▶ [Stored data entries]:
━━━━━━
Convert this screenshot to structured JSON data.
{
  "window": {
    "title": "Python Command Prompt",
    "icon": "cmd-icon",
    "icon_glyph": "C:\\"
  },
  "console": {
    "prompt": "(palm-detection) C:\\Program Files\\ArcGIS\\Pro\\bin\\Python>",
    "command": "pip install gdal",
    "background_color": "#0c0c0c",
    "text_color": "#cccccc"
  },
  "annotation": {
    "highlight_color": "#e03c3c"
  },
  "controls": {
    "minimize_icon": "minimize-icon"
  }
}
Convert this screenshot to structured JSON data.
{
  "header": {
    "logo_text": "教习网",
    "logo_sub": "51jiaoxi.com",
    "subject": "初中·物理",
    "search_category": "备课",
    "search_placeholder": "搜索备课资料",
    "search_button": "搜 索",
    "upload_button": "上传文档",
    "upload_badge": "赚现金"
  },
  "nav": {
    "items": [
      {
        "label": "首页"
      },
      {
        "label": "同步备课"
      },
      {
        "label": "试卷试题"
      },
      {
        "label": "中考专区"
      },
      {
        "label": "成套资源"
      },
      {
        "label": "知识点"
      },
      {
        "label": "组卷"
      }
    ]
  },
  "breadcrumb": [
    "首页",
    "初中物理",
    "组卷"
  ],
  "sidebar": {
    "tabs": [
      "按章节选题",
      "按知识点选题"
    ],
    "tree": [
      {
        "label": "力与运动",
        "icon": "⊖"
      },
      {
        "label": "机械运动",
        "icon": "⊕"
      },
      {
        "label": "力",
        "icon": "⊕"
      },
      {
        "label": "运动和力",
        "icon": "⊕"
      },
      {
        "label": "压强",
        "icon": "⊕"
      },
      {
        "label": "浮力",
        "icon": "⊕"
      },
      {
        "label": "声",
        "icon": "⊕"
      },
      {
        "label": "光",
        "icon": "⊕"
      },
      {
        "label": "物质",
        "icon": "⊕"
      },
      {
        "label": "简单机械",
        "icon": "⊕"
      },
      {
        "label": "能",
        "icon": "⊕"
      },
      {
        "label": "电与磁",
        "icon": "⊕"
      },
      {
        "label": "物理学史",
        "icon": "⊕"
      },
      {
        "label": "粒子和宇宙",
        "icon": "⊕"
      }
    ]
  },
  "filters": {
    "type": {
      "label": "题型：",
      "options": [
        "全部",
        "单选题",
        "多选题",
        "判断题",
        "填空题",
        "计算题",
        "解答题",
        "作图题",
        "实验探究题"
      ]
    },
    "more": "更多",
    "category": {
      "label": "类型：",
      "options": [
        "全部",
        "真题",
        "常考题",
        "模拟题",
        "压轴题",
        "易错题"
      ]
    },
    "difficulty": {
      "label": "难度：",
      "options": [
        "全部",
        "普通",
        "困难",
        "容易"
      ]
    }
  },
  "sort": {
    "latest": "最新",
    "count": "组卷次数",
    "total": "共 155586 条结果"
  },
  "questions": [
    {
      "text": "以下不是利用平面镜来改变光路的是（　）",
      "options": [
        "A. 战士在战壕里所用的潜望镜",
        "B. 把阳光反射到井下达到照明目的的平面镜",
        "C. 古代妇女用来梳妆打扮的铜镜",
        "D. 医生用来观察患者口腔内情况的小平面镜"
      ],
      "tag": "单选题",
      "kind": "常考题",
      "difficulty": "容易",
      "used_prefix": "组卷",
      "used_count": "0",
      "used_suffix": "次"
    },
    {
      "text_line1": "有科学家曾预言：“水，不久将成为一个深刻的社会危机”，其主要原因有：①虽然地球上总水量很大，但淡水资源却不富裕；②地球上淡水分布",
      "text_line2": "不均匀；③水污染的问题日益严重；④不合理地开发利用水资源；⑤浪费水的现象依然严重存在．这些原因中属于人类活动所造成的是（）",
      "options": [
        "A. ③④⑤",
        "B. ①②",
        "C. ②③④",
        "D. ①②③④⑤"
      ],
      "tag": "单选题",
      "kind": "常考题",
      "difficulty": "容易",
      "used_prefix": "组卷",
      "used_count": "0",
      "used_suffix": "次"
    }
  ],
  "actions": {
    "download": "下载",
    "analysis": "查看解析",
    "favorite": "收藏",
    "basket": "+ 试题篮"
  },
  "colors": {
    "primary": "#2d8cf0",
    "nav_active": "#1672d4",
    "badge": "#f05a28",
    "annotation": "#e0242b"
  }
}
━━━━━━
▶ [YOUR GOAL]:
Exactly reproduce all of the entries above.

▶ [TASK OUTPUT]:
Convert this screenshot to structured JSON data.
{
  "window": {
    "title": "Python Command Prompt",
    "icon": "cmd-icon",
    "icon_glyph": "C:\\"
  },
  "console": {
    "prompt": "(palm-detection) C:\\Program Files\\ArcGIS\\Pro\\bin\\Python>",
    "command": "pip install gdal",
    "background_color": "#0c0c0c",
    "text_color": "#cccccc"
  },
  "annotation": {
    "highlight_color": "#e03c3c"
  },
  "controls": {
    "minimize_icon": "minimize-icon"
  }
}
Convert this screenshot to structured JSON data.
{
  "header": {
    "logo_text": "教习网",
    "logo_sub": "51jiaoxi.com",
    "subject": "初中·物理",
    "search_category": "备课",
    "search_placeholder": "搜索备课资料",
    "search_button": "搜 索",
    "upload_button": "上传文档",
    "upload_badge": "赚现金"
  },
  "nav": {
    "items": [
      {
        "label": "首页"
      },
      {
        "label": "同步备课"
      },
      {
        "label": "试卷试题"
      },
      {
        "label": "中考专区"
      },
      {
        "label": "成套资源"
      },
      {
        "label": "知识点"
      },
      {
        "label": "组卷"
      }
    ]
  },
  "breadcrumb": [
    "首页",
    "初中物理",
    "组卷"
  ],
  "sidebar": {
    "tabs": [
      "按章节选题",
      "按知识点选题"
    ],
    "tree": [
      {
        "label": "力与运动",
        "icon": "⊖"
      },
      {
        "label": "机械运动",
        "icon": "⊕"
      },
      {
        "label": "力",
        "icon": "⊕"
      },
      {
        "label": "运动和力",
        "icon": "⊕"
      },
      {
        "label": "压强",
        "icon": "⊕"
      },
      {
        "label": "浮力",
        "icon": "⊕"
      },
      {
        "label": "声",
        "icon": "⊕"
      },
      {
        "label": "光",
        "icon": "⊕"
      },
      {
        "label": "物质",
        "icon": "⊕"
      },
      {
        "label": "简单机械",
        "icon": "⊕"
      },
      {
        "label": "能",
        "icon": "⊕"
      },
      {
        "label": "电与磁",
        "icon": "⊕"
      },
      {
        "label": "物理学史",
        "icon": "⊕"
      },
      {
        "label": "粒子和宇宙",
        "icon": "⊕"
      }
    ]
  },
  "filters": {
    "type": {
      "label": "题型：",
      "options": [
        "全部",
        "单选题",
        "多选题",
        "判断题",
        "填空题",
        "计算题",
        "解答题",
        "作图题",
        "实验探究题"
      ]
    },
    "more": "更多",
    "category": {
      "label": "类型：",
      "options": [
        "全部",
        "真题",
        "常考题",
        "模拟题",
        "压轴题",
        "易错题"
      ]
    },
    "difficulty": {
      "label": "难度：",
      "options": [
        "全部",
        "普通",
        "困难",
        "容易"
      ]
    }
  },
  "sort": {
    "latest": "最新",
    "count": "组卷次数",
    "total": "共 155586 条结果"
  },
  "questions": [
    {
      "text": "以下不是利用平面镜来改变光路的是（　）",
      "options": [
        "A. 战士在战壕里所用的潜望镜",
        "B. 把阳光反射到井下达到照明目的的平面镜",
        "C. 古代妇女用来梳妆打扮的铜镜",
        "D. 医生用来观察患者口腔内情况的小平面镜"
      ],
      "tag": "单选题",
      "kind": "常考题",
      "difficulty": "容易",
      "used_prefix": "组卷",
      "used_count": "0",
      "used_suffix": "次"
    },
    {
      "text_line1": "有科学家曾预言：“水，不久将成为一个深刻的社会危机”，其主要原因有：①虽然地球上总水量很大，但淡水资源却不富裕；②地球上淡水分布",
      "text_line2": "不均匀；③水污染的问题日益严重；④不合理地开发利用水资源；⑤浪费水的现象依然严重存在．这些原因中属于人类活动所造成的是（）",
      "options": [
        "A. ③④⑤",
        "B. ①②",
        "C. ②③④",
        "D. ①②③④⑤"
      ],
      "tag": "单选题",
      "kind": "常考题",
      "difficulty": "容易",
      "used_prefix": "组卷",
      "used_count": "0",
      "used_suffix": "次"
    }
  ],
  "actions": {
    "download": "下载",
    "analysis": "查看解析",
    "favorite": "收藏",
    "basket": "+ 试题篮"
  },
  "colors": {
    "primary": "#2d8cf0",
    "nav_active": "#1672d4",
    "badge": "#f05a28",
    "annotation": "#e0242b"
  }
}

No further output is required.